Extracted records |
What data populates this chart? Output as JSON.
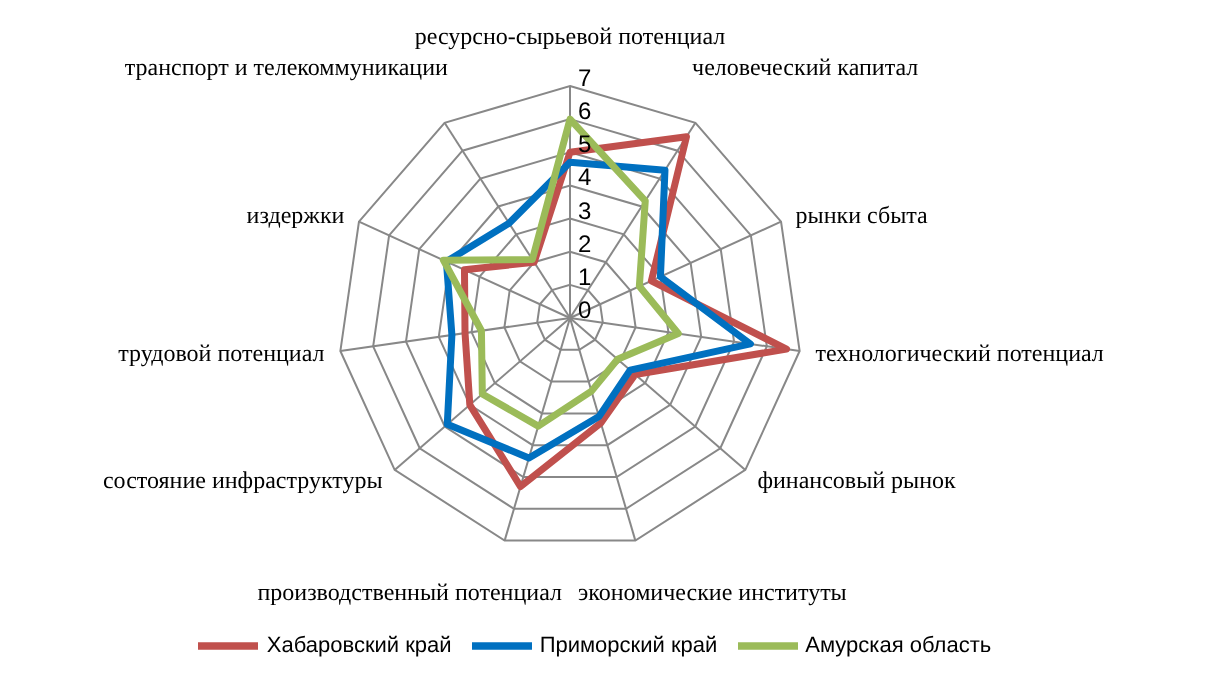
{
  "chart_data": {
    "type": "radar",
    "categories": [
      "ресурсно-сырьевой потенциал",
      "человеческий капитал",
      "рынки сбыта",
      "технологический потенциал",
      "финансовый рынок",
      "экономические институты",
      "производственный потенциал",
      "состояние инфраструктуры",
      "трудовой потенциал",
      "издержки",
      "транспорт и телекоммуникации"
    ],
    "series": [
      {
        "name": "Хабаровский край",
        "color": "#c0504d",
        "values": [
          5.0,
          6.5,
          2.7,
          6.6,
          2.6,
          3.3,
          5.3,
          4.0,
          3.2,
          3.5,
          2.0
        ]
      },
      {
        "name": "Приморский край",
        "color": "#0070c0",
        "values": [
          4.7,
          5.3,
          3.0,
          5.5,
          2.4,
          3.1,
          4.4,
          4.9,
          3.6,
          4.1,
          3.4
        ]
      },
      {
        "name": "Амурская область",
        "color": "#9bbb59",
        "values": [
          6.0,
          4.2,
          2.3,
          3.3,
          1.9,
          2.3,
          3.4,
          3.5,
          2.7,
          4.2,
          2.1
        ]
      }
    ],
    "ylim": [
      0,
      7
    ],
    "yticks": [
      0,
      1,
      2,
      3,
      4,
      5,
      6,
      7
    ],
    "grid": true,
    "legend": "bottom"
  }
}
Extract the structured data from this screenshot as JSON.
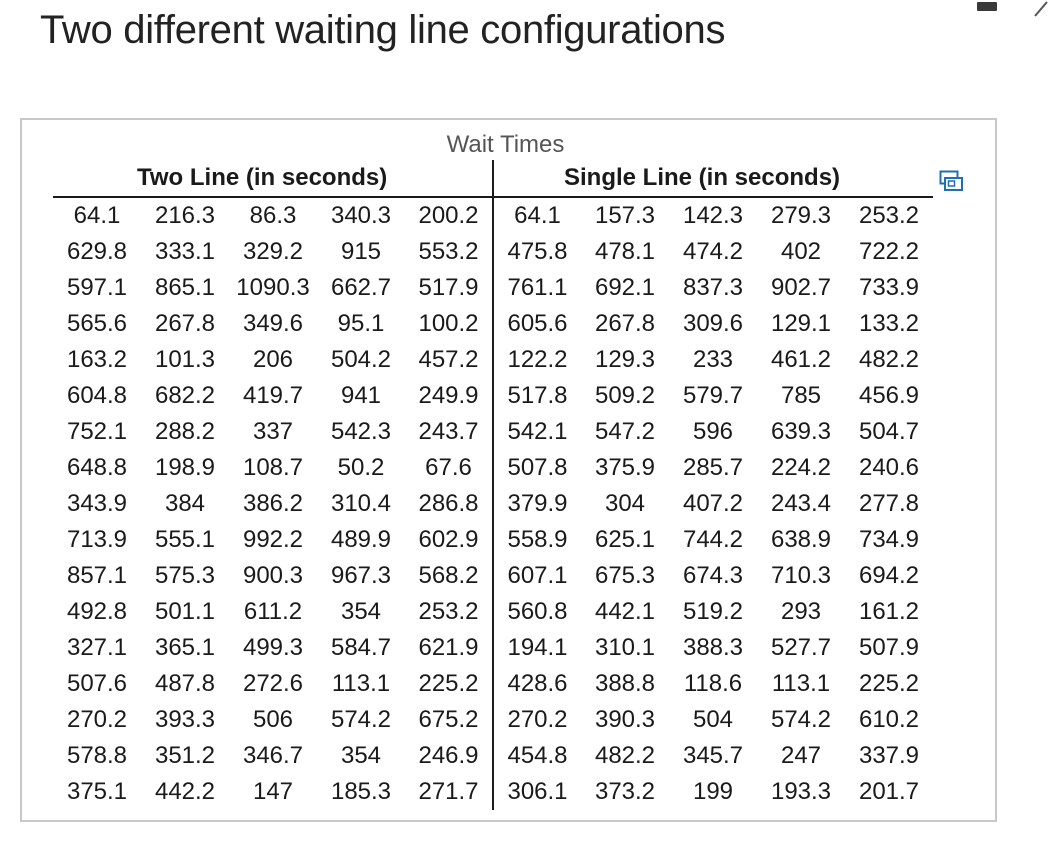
{
  "page": {
    "title": "Two different waiting line configurations"
  },
  "table": {
    "caption": "Wait Times",
    "headers": [
      "Two Line (in seconds)",
      "Single Line (in seconds)"
    ],
    "rows": [
      [
        "64.1",
        "216.3",
        "86.3",
        "340.3",
        "200.2",
        "64.1",
        "157.3",
        "142.3",
        "279.3",
        "253.2"
      ],
      [
        "629.8",
        "333.1",
        "329.2",
        "915",
        "553.2",
        "475.8",
        "478.1",
        "474.2",
        "402",
        "722.2"
      ],
      [
        "597.1",
        "865.1",
        "1090.3",
        "662.7",
        "517.9",
        "761.1",
        "692.1",
        "837.3",
        "902.7",
        "733.9"
      ],
      [
        "565.6",
        "267.8",
        "349.6",
        "95.1",
        "100.2",
        "605.6",
        "267.8",
        "309.6",
        "129.1",
        "133.2"
      ],
      [
        "163.2",
        "101.3",
        "206",
        "504.2",
        "457.2",
        "122.2",
        "129.3",
        "233",
        "461.2",
        "482.2"
      ],
      [
        "604.8",
        "682.2",
        "419.7",
        "941",
        "249.9",
        "517.8",
        "509.2",
        "579.7",
        "785",
        "456.9"
      ],
      [
        "752.1",
        "288.2",
        "337",
        "542.3",
        "243.7",
        "542.1",
        "547.2",
        "596",
        "639.3",
        "504.7"
      ],
      [
        "648.8",
        "198.9",
        "108.7",
        "50.2",
        "67.6",
        "507.8",
        "375.9",
        "285.7",
        "224.2",
        "240.6"
      ],
      [
        "343.9",
        "384",
        "386.2",
        "310.4",
        "286.8",
        "379.9",
        "304",
        "407.2",
        "243.4",
        "277.8"
      ],
      [
        "713.9",
        "555.1",
        "992.2",
        "489.9",
        "602.9",
        "558.9",
        "625.1",
        "744.2",
        "638.9",
        "734.9"
      ],
      [
        "857.1",
        "575.3",
        "900.3",
        "967.3",
        "568.2",
        "607.1",
        "675.3",
        "674.3",
        "710.3",
        "694.2"
      ],
      [
        "492.8",
        "501.1",
        "611.2",
        "354",
        "253.2",
        "560.8",
        "442.1",
        "519.2",
        "293",
        "161.2"
      ],
      [
        "327.1",
        "365.1",
        "499.3",
        "584.7",
        "621.9",
        "194.1",
        "310.1",
        "388.3",
        "527.7",
        "507.9"
      ],
      [
        "507.6",
        "487.8",
        "272.6",
        "113.1",
        "225.2",
        "428.6",
        "388.8",
        "118.6",
        "113.1",
        "225.2"
      ],
      [
        "270.2",
        "393.3",
        "506",
        "574.2",
        "675.2",
        "270.2",
        "390.3",
        "504",
        "574.2",
        "610.2"
      ],
      [
        "578.8",
        "351.2",
        "346.7",
        "354",
        "246.9",
        "454.8",
        "482.2",
        "345.7",
        "247",
        "337.9"
      ],
      [
        "375.1",
        "442.2",
        "147",
        "185.3",
        "271.7",
        "306.1",
        "373.2",
        "199",
        "193.3",
        "201.7"
      ]
    ]
  },
  "icons": {
    "copy": "copy-table-icon",
    "top_dash": "minimize-icon",
    "top_chevron": "chevron-icon"
  },
  "colors": {
    "text": "#1a1a1a",
    "panel_border": "#c8c8c8",
    "caption": "#555555",
    "icon_blue": "#1f6fb2"
  }
}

Job | Track down every line of the material containing the string "край", and copy it.

In response |
        "name": "Хабаровский край",
        "name": "Приморский край",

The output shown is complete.